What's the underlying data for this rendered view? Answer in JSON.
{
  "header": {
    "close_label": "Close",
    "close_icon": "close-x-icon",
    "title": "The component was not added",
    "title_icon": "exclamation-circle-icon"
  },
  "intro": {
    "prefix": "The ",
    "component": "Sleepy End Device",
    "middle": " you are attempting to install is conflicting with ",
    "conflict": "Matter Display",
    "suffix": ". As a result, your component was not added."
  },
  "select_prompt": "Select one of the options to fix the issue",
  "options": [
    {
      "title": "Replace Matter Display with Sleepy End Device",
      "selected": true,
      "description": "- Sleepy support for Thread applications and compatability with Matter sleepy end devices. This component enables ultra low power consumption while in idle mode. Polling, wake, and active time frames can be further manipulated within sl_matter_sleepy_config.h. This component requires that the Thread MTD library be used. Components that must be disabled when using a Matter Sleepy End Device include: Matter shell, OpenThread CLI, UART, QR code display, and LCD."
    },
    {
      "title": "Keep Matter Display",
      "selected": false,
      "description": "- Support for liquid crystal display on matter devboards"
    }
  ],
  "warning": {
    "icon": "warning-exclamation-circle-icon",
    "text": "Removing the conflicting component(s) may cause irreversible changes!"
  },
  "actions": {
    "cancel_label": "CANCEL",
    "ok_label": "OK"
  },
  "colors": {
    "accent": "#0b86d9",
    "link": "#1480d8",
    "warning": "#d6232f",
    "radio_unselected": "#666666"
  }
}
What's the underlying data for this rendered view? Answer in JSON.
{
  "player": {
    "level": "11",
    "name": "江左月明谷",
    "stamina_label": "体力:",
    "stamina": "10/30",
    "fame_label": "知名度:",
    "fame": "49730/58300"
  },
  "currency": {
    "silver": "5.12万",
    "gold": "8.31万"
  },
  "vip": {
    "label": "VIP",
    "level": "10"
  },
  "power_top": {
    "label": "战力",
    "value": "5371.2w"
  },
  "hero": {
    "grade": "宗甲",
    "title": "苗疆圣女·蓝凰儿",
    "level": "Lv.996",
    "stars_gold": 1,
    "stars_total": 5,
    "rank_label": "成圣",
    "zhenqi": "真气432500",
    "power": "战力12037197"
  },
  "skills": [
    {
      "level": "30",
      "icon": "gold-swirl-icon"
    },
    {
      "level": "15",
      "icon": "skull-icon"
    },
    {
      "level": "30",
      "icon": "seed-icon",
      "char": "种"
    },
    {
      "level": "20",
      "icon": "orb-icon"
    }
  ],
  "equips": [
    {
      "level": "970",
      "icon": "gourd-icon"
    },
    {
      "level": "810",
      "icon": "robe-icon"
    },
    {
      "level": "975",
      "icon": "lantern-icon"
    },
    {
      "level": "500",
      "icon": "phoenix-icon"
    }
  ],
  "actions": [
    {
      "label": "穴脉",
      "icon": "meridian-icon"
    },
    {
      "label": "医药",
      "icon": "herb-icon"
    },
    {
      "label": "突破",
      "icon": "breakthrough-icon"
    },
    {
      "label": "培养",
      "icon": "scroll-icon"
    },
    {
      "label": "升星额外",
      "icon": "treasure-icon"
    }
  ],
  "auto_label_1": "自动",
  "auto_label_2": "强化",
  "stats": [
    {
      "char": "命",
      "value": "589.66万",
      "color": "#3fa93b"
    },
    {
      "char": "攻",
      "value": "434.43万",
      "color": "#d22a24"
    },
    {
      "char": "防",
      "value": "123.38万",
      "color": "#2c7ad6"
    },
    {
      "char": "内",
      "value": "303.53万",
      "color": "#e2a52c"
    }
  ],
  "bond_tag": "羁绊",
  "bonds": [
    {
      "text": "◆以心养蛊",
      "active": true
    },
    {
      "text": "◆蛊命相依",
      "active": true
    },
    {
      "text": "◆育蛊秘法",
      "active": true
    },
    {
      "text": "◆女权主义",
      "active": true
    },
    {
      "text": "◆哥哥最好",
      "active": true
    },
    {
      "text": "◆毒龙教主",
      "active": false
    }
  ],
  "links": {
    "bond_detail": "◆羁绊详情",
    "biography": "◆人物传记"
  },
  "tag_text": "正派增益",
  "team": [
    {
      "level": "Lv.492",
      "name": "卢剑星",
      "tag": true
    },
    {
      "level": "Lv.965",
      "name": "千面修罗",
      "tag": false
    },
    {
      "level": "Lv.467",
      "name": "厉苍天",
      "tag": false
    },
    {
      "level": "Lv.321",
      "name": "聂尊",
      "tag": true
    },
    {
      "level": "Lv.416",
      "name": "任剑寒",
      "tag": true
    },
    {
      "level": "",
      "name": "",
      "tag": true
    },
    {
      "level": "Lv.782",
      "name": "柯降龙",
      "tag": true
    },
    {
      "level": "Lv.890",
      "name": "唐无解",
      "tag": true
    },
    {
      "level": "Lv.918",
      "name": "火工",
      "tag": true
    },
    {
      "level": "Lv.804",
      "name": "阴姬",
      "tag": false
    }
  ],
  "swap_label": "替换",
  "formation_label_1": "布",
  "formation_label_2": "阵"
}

^^^^^^^^

# GIVEN EXERCISE:
Show every line from the entries above in which "circle" appears.

# CORRECT RESPONSE:
    "title_icon": "exclamation-circle-icon"
    "icon": "warning-exclamation-circle-icon",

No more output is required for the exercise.